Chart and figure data
————————

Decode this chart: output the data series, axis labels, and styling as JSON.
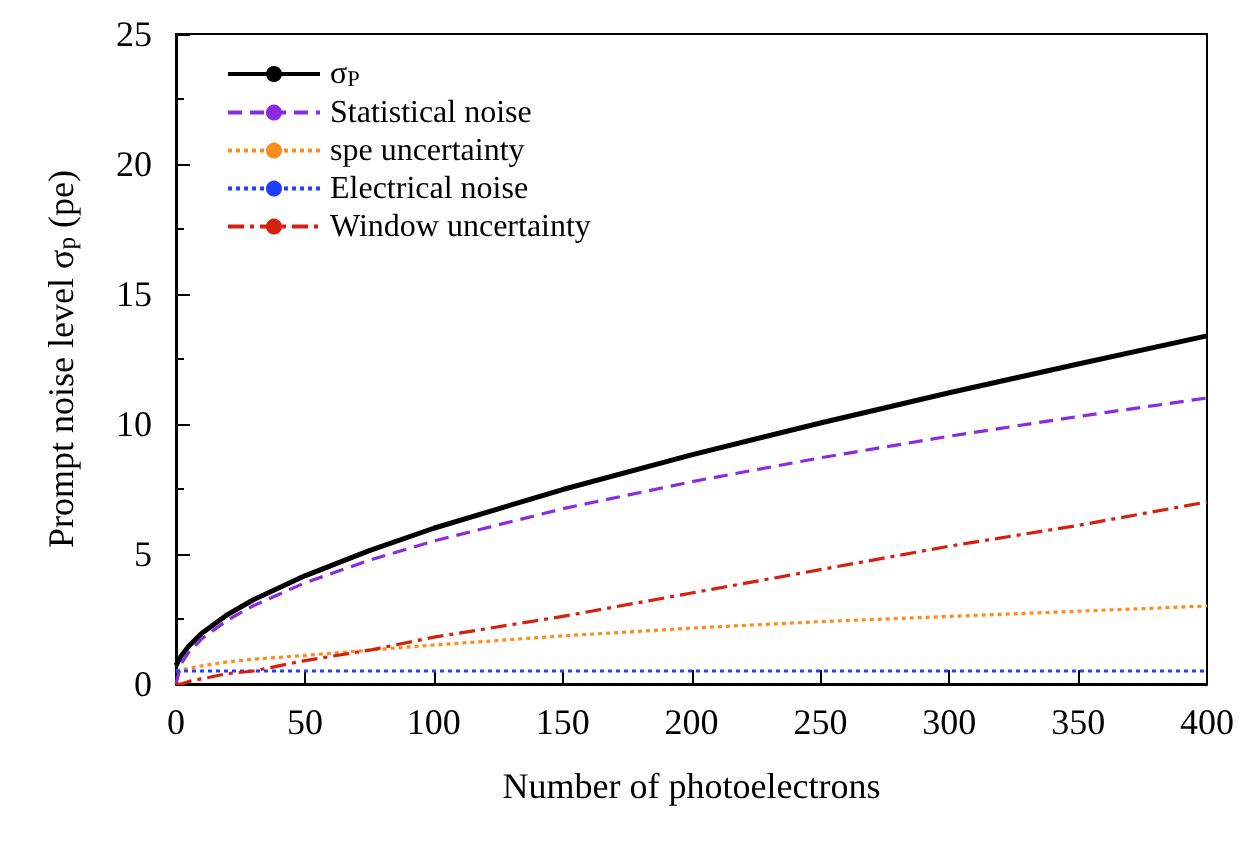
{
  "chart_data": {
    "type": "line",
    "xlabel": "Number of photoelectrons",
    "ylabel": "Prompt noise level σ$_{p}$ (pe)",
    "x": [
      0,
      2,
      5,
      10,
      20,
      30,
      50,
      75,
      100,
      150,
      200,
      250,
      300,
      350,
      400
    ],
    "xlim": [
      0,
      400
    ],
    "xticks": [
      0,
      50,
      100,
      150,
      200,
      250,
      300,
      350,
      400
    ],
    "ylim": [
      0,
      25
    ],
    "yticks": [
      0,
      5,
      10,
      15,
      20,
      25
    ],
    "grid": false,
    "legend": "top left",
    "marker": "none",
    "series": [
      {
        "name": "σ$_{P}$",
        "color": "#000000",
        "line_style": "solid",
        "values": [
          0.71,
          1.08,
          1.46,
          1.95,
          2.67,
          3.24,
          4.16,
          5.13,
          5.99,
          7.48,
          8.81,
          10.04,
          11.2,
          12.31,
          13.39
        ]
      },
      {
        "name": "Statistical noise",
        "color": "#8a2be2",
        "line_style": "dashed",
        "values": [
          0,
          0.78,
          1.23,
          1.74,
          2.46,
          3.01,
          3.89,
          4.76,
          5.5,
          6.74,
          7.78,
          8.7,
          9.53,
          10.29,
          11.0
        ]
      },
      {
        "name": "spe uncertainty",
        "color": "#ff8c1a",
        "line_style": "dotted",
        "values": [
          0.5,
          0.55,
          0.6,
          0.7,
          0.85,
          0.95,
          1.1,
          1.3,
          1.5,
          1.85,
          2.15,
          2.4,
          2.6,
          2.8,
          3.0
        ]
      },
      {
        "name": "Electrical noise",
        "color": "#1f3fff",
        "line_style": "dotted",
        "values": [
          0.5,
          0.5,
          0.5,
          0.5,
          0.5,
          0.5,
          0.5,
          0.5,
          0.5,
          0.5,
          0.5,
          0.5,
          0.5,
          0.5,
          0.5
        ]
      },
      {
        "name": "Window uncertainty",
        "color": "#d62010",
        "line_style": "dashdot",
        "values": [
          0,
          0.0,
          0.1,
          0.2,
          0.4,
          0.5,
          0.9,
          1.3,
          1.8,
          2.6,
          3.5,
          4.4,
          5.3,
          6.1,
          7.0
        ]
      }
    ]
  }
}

————————

(WHAT YOU WILL DO) From the entries above, pull out each line that includes "name".

(WRITTEN REPLY)
        "name": "σ$_{P}$",
        "name": "Statistical noise",
        "name": "spe uncertainty",
        "name": "Electrical noise",
        "name": "Window uncertainty",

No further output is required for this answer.